▶ Entries taken from a collection
# # # # # # #

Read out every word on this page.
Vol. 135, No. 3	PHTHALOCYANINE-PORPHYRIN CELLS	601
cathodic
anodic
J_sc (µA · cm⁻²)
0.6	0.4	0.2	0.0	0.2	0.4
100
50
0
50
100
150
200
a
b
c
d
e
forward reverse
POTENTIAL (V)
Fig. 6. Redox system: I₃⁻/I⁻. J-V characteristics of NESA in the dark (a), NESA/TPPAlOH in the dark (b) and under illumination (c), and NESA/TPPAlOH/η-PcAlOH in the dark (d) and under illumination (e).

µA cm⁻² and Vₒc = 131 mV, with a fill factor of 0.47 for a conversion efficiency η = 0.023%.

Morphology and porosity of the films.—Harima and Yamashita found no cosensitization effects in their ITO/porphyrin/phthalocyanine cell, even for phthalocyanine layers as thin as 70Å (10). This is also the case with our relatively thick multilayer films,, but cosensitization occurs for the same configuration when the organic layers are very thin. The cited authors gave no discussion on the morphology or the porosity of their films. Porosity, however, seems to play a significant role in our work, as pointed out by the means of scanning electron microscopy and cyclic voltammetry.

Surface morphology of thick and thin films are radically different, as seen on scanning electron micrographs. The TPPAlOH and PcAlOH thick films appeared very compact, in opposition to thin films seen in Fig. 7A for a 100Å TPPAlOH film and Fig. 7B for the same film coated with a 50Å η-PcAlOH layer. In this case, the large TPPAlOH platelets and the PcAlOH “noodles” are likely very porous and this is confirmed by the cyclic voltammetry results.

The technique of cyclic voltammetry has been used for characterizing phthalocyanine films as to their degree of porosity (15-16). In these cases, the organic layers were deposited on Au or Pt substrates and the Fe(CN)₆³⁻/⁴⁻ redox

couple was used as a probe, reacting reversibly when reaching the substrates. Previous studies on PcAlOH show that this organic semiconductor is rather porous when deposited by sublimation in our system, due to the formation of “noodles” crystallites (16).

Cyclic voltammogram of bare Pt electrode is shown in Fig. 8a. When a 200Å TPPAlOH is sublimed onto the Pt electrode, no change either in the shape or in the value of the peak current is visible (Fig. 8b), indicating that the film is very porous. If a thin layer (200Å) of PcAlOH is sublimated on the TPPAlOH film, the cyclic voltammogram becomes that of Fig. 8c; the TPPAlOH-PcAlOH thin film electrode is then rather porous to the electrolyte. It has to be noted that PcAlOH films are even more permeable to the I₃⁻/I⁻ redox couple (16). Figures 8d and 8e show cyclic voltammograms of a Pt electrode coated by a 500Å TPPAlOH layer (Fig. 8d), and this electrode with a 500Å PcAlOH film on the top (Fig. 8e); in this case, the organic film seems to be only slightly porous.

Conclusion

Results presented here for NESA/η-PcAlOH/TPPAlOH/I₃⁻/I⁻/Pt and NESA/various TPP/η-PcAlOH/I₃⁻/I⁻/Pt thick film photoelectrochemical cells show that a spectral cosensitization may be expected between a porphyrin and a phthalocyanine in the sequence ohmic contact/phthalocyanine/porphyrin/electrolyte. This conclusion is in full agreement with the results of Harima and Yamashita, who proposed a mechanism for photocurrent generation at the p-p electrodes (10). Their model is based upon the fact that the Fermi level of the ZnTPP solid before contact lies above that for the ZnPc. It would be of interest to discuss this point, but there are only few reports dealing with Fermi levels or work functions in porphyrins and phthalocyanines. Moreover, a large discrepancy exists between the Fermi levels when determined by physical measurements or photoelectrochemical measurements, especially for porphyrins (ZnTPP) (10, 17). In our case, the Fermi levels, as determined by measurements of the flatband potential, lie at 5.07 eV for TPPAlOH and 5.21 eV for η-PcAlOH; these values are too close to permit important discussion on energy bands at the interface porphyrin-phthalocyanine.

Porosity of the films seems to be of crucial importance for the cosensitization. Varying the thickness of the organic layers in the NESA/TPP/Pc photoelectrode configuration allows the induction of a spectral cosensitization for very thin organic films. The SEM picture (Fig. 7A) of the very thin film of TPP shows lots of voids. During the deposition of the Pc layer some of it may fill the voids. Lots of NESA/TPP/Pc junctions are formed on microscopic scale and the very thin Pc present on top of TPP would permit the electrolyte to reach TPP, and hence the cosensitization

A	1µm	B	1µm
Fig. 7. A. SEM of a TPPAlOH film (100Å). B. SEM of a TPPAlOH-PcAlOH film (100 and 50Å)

# # # # # # #

▶ What the task requires
Could you return the lines in the entries above that contain "deposited"?

▶ Your solution
The technique of cyclic voltammetry has been used for characterizing phthalocyanine films as to their degree of porosity (15-16). In these cases, the organic layers were deposited on Au or Pt substrates and the Fe(CN)₆³⁻/⁴⁻ redox
couple was used as a probe, reacting reversibly when reaching the substrates. Previous studies on PcAlOH show that this organic semiconductor is rather porous when deposited by sublimation in our system, due to the formation of “noodles” crystallites (16).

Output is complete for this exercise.